Challenges —
1. In the text below on the court opinions about Indiana's voter ID law, condense the paragraph beginning "In his dissent, Justice Souter also applied" into a short list that keeps its main facts.
2. According to the text below on the court opinions about Indiana's voter ID law, how many voting-age residents did the District Court find lacked the required identification?
3. Resume the text below on the court opinions about Indiana's voter ID law, picking up after its final sentence.

Justice Stevens then concluded that "when we consider only the statute's broad application to all Indiana voters we conclude that it 'imposes only a limited burden on voters' rights.' The 'precise interests' advanced by the State are therefore sufficient to defeat petitioners' facial challenge."
Concurring: Scalia, Thomas, Alito
In concurring, Justice Scalia applied a different test. Instead of the Anderson test applied by the lead opinion, Justice Scalia applied the test articulated in Burdick v. Takushi. Burdick, and reaffirming cases, have implemented a two-step approach: "Strict scrutiny is appropriate only if the burden is severe. Thus, the first step is to decide whether a challenged law severely burdens the right to vote. Ordinary and widespread burdens, such as those requiring 'nominal effort' of everyone, are not severe. Burdens are severe if they go beyond the merely inconvenient."
Justice Stevens then went on to articulate the burdens facing the affected Indiana voters. In balancing the burdens of the affected Indiana voter, against their right to vote, Justice Scalia found the burden to be "minimal and justified" because it does not "even represent a significant increase over the usual burdens of voting."
Dissent: Souter, Ginsburg
In his dissent, Justice Souter also applied the Burdick test Justice Scalia applied. He however, found the burden on voters to be much heavier than what Justice Scalia found. Pointing to a poor public transportation system, lack of locations for voters to get their IDs verified, cost of getting birth certificates, and the number of times voters have to do this (every election), Justice Souter found this to be a heavy burden indeed.
He then points out that the number of people in which this might be affected was significant. He points out that the District Court found that roughly 43,000 voting-age residents lack the kind of identification card required by Indiana's law. These people are likely to be indigent or elderly, so they likely would not have a car, thus making the task of obtaining an ID incredibly difficult, per the reasons explained above. As a result, Justice Souter found the State would fail the Burdick test, and voted to vacate the judgment of the Seventh Circuit and remand for further proceedings.
Justice Breyer, in a separate dissent, stated he would "balance the voting-related interests that the statute affects, asking 'whether the statute burdens any one such interest in a manner out of proportion to the statute's salutary effects upon the others." Justice Breyer highlighted the burden levels found by Justice's Scalia and Stevens and chose to disagree with them. He believed the burden was high. He then pointed to two other states, Georgia and Florida, who had lower burdens and then explained the record didn't provide a "convincing reason why Indiana's phot ID requirement must impose greater burdens than those of other States." In conclusion, while he acknowledged that the Constitution doesn't forbid Indiana from enacting a photo ID requirement, the statue imposed a disproportionate burden upon those without valid photo IDs.

Stored rows —
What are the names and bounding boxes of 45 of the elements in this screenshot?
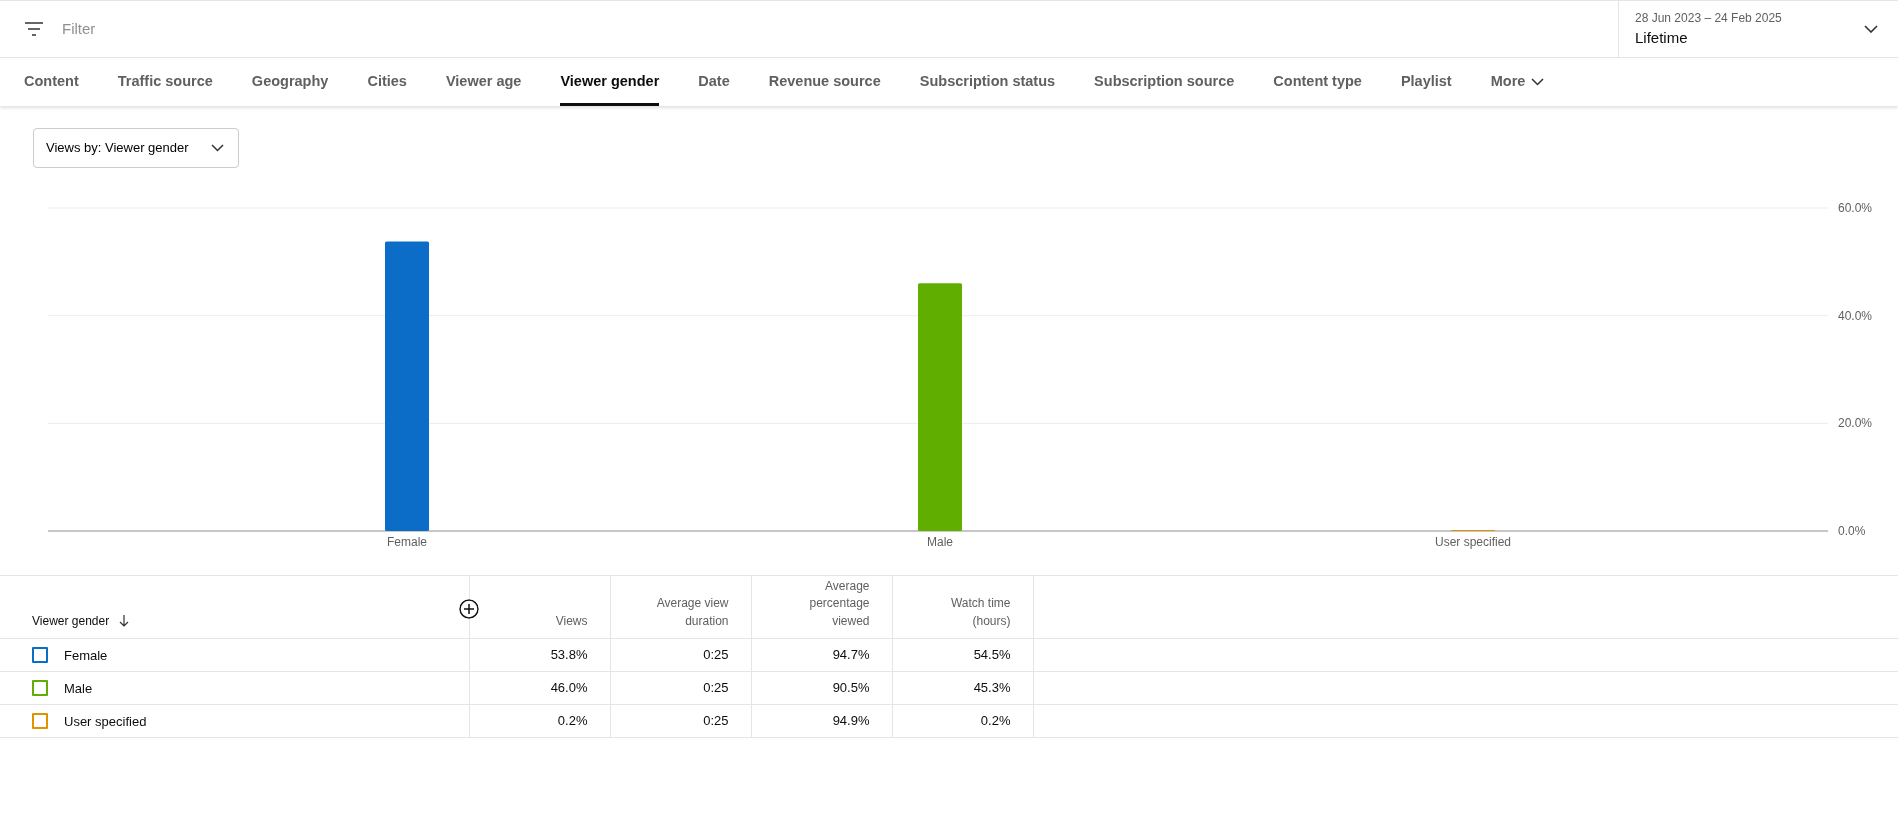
tab[interactable]: Viewer age <box>445 58 522 106</box>
axis-label: 0.0% <box>1838 524 1866 538</box>
table-cell: 94.7% <box>832 647 870 663</box>
table-cell: 0:25 <box>703 713 729 729</box>
tab[interactable]: Content <box>24 58 79 106</box>
category-label: Male <box>927 535 953 549</box>
table-cell: 0.2% <box>557 713 588 729</box>
tab[interactable]: Traffic source <box>117 58 213 106</box>
table-cell: 45.3% <box>973 680 1011 696</box>
date-range-text: 28 Jun 2023 – 24 Feb 2025 <box>1635 9 1782 27</box>
axis-label: 60.0% <box>1838 201 1873 215</box>
table-cell: 0:25 <box>703 647 729 663</box>
date-range-picker[interactable]: 28 Jun 2023 – 24 Feb 2025 Lifetime <box>1618 1 1898 57</box>
category-label: Female <box>387 535 427 549</box>
axis-label: 20.0% <box>1838 416 1873 431</box>
table-cell: 94.9% <box>832 713 870 729</box>
tab[interactable]: Cities <box>367 58 407 106</box>
category-label: User specified <box>1435 535 1511 549</box>
table-cell: 0.2% <box>980 713 1011 729</box>
tab[interactable]: Subscription status <box>919 58 1056 106</box>
table-cell: 54.5% <box>973 647 1011 663</box>
table-cell: 46.0% <box>550 680 588 696</box>
table-cell: 53.8% <box>550 647 588 663</box>
tab[interactable]: Viewer gender <box>560 58 660 106</box>
axis-label: 40.0% <box>1838 308 1873 323</box>
tab[interactable]: Geography <box>251 58 329 106</box>
tab[interactable]: Date <box>698 58 730 106</box>
column-header[interactable]: Viewer gender <box>32 613 110 628</box>
table-cell: Male <box>64 680 93 696</box>
more-menu-tab[interactable]: More <box>1490 58 1545 106</box>
table-cell: 90.5% <box>832 680 870 696</box>
period-text: Lifetime <box>1635 27 1689 48</box>
tab[interactable]: Playlist <box>1400 58 1452 106</box>
table-cell: Female <box>64 647 108 663</box>
column-header: Views <box>555 613 588 628</box>
metric-dropdown[interactable]: Views by: Viewer gender <box>33 128 239 168</box>
filter-field[interactable]: Filter <box>60 16 360 42</box>
table-cell: User specified <box>64 713 147 729</box>
tab[interactable]: Subscription source <box>1094 58 1235 106</box>
column-header: Average view duration <box>655 595 729 630</box>
column-header: Watch time (hours) <box>949 595 1011 630</box>
tab[interactable]: Content type <box>1273 58 1362 106</box>
column-header: Average percentage viewed <box>808 577 870 630</box>
table-cell: 0:25 <box>703 680 729 696</box>
tab[interactable]: Revenue source <box>768 58 881 106</box>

Expected answers —
1.
- Justice Souter's dissent used the same Burdick test that Justice Scalia applied.
- He found the burden on voters much heavier than Justice Scalia did.
- His reasons were:
  - a poor public transportation system
  - few locations where voters can get their IDs verified
  - the cost of getting birth certificates
  - the need to repeat the process every election
- He concluded that this was a heavy burden.

2. Roughly 43,000 voting-age residents.

3.
I simply cannot agree with this opinion. This opinion, for all the Justices', turned on the level of burden the affected Indiana voters carried when voting under the voter ID law. This level of burden then determined what standard of scrutiny would apply. Justice Scalia believed the burden was minimal. Therefore, a lower standard of scrutiny should apply. Those in the dissent believed there was considerable burden imposed on the affected Indiana voters. Therefore, a higher level of scrutiny should apply.
Justice Stevens, however, couldn't determine what level of burden the voters carried. But, in this confusion, he went ahead and applied a legitimate state interest scrutiny. I simply cannot accept this. When the voting rights, a fundamental right, are being burdened, the choice, in ambiguity, shouldn't be rational basis, but strict scrutiny. The Court should err of the side of protecting voter's rights against the tyranny of the State.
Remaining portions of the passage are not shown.